Entries from a visual dataset:

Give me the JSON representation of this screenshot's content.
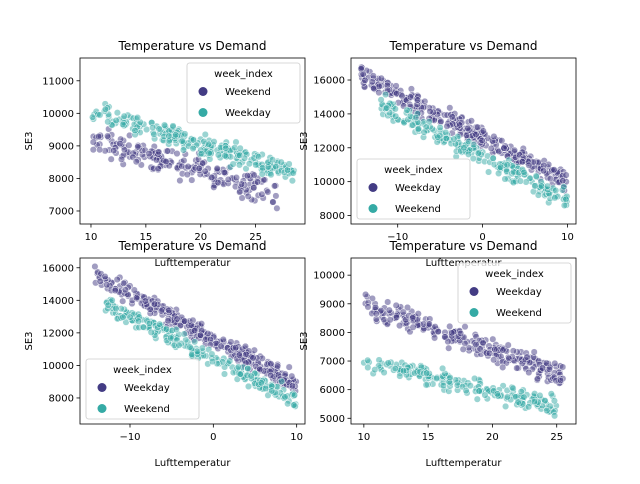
{
  "palette": {
    "purple": "#433c84",
    "teal": "#35aaa5"
  },
  "chart_data": [
    {
      "type": "scatter",
      "title": "Temperature vs Demand",
      "xlabel": "Lufttemperatur",
      "ylabel": "SE3",
      "xlim": [
        9.0,
        29.5
      ],
      "ylim": [
        6600,
        11700
      ],
      "xticks": [
        10,
        15,
        20,
        25
      ],
      "yticks": [
        7000,
        8000,
        9000,
        10000,
        11000
      ],
      "legend": {
        "title": "week_index",
        "position": "upper-right"
      },
      "series": [
        {
          "name": "Weekend",
          "color": "#433c84",
          "trend": {
            "x0": 10,
            "y0": 9200,
            "x1": 26,
            "y1": 7600,
            "x_min": 10,
            "x_max": 27,
            "spread": 600,
            "n": 200
          }
        },
        {
          "name": "Weekday",
          "color": "#35aaa5",
          "trend": {
            "x0": 10,
            "y0": 10100,
            "x1": 26,
            "y1": 8400,
            "x_min": 10,
            "x_max": 28.5,
            "spread": 500,
            "n": 240
          }
        }
      ]
    },
    {
      "type": "scatter",
      "title": "Temperature vs Demand",
      "xlabel": "Lufttemperatur",
      "ylabel": "SE3",
      "xlim": [
        -15.5,
        11.0
      ],
      "ylim": [
        7500,
        17300
      ],
      "xticks": [
        -10,
        0,
        10
      ],
      "yticks": [
        8000,
        10000,
        12000,
        14000,
        16000
      ],
      "legend": {
        "title": "week_index",
        "position": "lower-left"
      },
      "series": [
        {
          "name": "Weekday",
          "color": "#433c84",
          "trend": {
            "x0": -14,
            "y0": 16200,
            "x1": 10,
            "y1": 10000,
            "x_min": -14.5,
            "x_max": 10,
            "spread": 900,
            "n": 320
          }
        },
        {
          "name": "Weekend",
          "color": "#35aaa5",
          "trend": {
            "x0": -14,
            "y0": 15000,
            "x1": 10,
            "y1": 9000,
            "x_min": -12,
            "x_max": 10,
            "spread": 900,
            "n": 220
          }
        }
      ]
    },
    {
      "type": "scatter",
      "title": "Temperature vs Demand",
      "xlabel": "Lufttemperatur",
      "ylabel": "SE3",
      "xlim": [
        -16.0,
        11.0
      ],
      "ylim": [
        6400,
        16600
      ],
      "xticks": [
        -10,
        0,
        10
      ],
      "yticks": [
        8000,
        10000,
        12000,
        14000,
        16000
      ],
      "legend": {
        "title": "week_index",
        "position": "lower-left"
      },
      "series": [
        {
          "name": "Weekday",
          "color": "#433c84",
          "trend": {
            "x0": -14,
            "y0": 15500,
            "x1": 10,
            "y1": 8800,
            "x_min": -14.5,
            "x_max": 10,
            "spread": 900,
            "n": 320
          }
        },
        {
          "name": "Weekend",
          "color": "#35aaa5",
          "trend": {
            "x0": -14,
            "y0": 14000,
            "x1": 10,
            "y1": 7800,
            "x_min": -13,
            "x_max": 10,
            "spread": 800,
            "n": 220
          }
        }
      ]
    },
    {
      "type": "scatter",
      "title": "Temperature vs Demand",
      "xlabel": "Lufttemperatur",
      "ylabel": "SE3",
      "xlim": [
        9.0,
        26.5
      ],
      "ylim": [
        4800,
        10600
      ],
      "xticks": [
        10,
        15,
        20,
        25
      ],
      "yticks": [
        5000,
        6000,
        7000,
        8000,
        9000,
        10000
      ],
      "legend": {
        "title": "week_index",
        "position": "upper-right"
      },
      "series": [
        {
          "name": "Weekday",
          "color": "#433c84",
          "trend": {
            "x0": 10,
            "y0": 9000,
            "x1": 25,
            "y1": 6600,
            "x_min": 10,
            "x_max": 25.5,
            "spread": 600,
            "n": 260
          }
        },
        {
          "name": "Weekend",
          "color": "#35aaa5",
          "trend": {
            "x0": 10,
            "y0": 7000,
            "x1": 25,
            "y1": 5400,
            "x_min": 10,
            "x_max": 25,
            "spread": 500,
            "n": 200
          }
        }
      ]
    }
  ]
}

▶ **Task to carry out**
Output the lines above in full and exactly as given, omitting any pictures.

▶ **Answer to the task**
Give me the JSON representation of this screenshot's content.
{
  "palette": {
    "purple": "#433c84",
    "teal": "#35aaa5"
  },
  "chart_data": [
    {
      "type": "scatter",
      "title": "Temperature vs Demand",
      "xlabel": "Lufttemperatur",
      "ylabel": "SE3",
      "xlim": [
        9.0,
        29.5
      ],
      "ylim": [
        6600,
        11700
      ],
      "xticks": [
        10,
        15,
        20,
        25
      ],
      "yticks": [
        7000,
        8000,
        9000,
        10000,
        11000
      ],
      "legend": {
        "title": "week_index",
        "position": "upper-right"
      },
      "series": [
        {
          "name": "Weekend",
          "color": "#433c84",
          "trend": {
            "x0": 10,
            "y0": 9200,
            "x1": 26,
            "y1": 7600,
            "x_min": 10,
            "x_max": 27,
            "spread": 600,
            "n": 200
          }
        },
        {
          "name": "Weekday",
          "color": "#35aaa5",
          "trend": {
            "x0": 10,
            "y0": 10100,
            "x1": 26,
            "y1": 8400,
            "x_min": 10,
            "x_max": 28.5,
            "spread": 500,
            "n": 240
          }
        }
      ]
    },
    {
      "type": "scatter",
      "title": "Temperature vs Demand",
      "xlabel": "Lufttemperatur",
      "ylabel": "SE3",
      "xlim": [
        -15.5,
        11.0
      ],
      "ylim": [
        7500,
        17300
      ],
      "xticks": [
        -10,
        0,
        10
      ],
      "yticks": [
        8000,
        10000,
        12000,
        14000,
        16000
      ],
      "legend": {
        "title": "week_index",
        "position": "lower-left"
      },
      "series": [
        {
          "name": "Weekday",
          "color": "#433c84",
          "trend": {
            "x0": -14,
            "y0": 16200,
            "x1": 10,
            "y1": 10000,
            "x_min": -14.5,
            "x_max": 10,
            "spread": 900,
            "n": 320
          }
        },
        {
          "name": "Weekend",
          "color": "#35aaa5",
          "trend": {
            "x0": -14,
            "y0": 15000,
            "x1": 10,
            "y1": 9000,
            "x_min": -12,
            "x_max": 10,
            "spread": 900,
            "n": 220
          }
        }
      ]
    },
    {
      "type": "scatter",
      "title": "Temperature vs Demand",
      "xlabel": "Lufttemperatur",
      "ylabel": "SE3",
      "xlim": [
        -16.0,
        11.0
      ],
      "ylim": [
        6400,
        16600
      ],
      "xticks": [
        -10,
        0,
        10
      ],
      "yticks": [
        8000,
        10000,
        12000,
        14000,
        16000
      ],
      "legend": {
        "title": "week_index",
        "position": "lower-left"
      },
      "series": [
        {
          "name": "Weekday",
          "color": "#433c84",
          "trend": {
            "x0": -14,
            "y0": 15500,
            "x1": 10,
            "y1": 8800,
            "x_min": -14.5,
            "x_max": 10,
            "spread": 900,
            "n": 320
          }
        },
        {
          "name": "Weekend",
          "color": "#35aaa5",
          "trend": {
            "x0": -14,
            "y0": 14000,
            "x1": 10,
            "y1": 7800,
            "x_min": -13,
            "x_max": 10,
            "spread": 800,
            "n": 220
          }
        }
      ]
    },
    {
      "type": "scatter",
      "title": "Temperature vs Demand",
      "xlabel": "Lufttemperatur",
      "ylabel": "SE3",
      "xlim": [
        9.0,
        26.5
      ],
      "ylim": [
        4800,
        10600
      ],
      "xticks": [
        10,
        15,
        20,
        25
      ],
      "yticks": [
        5000,
        6000,
        7000,
        8000,
        9000,
        10000
      ],
      "legend": {
        "title": "week_index",
        "position": "upper-right"
      },
      "series": [
        {
          "name": "Weekday",
          "color": "#433c84",
          "trend": {
            "x0": 10,
            "y0": 9000,
            "x1": 25,
            "y1": 6600,
            "x_min": 10,
            "x_max": 25.5,
            "spread": 600,
            "n": 260
          }
        },
        {
          "name": "Weekend",
          "color": "#35aaa5",
          "trend": {
            "x0": 10,
            "y0": 7000,
            "x1": 25,
            "y1": 5400,
            "x_min": 10,
            "x_max": 25,
            "spread": 500,
            "n": 200
          }
        }
      ]
    }
  ]
}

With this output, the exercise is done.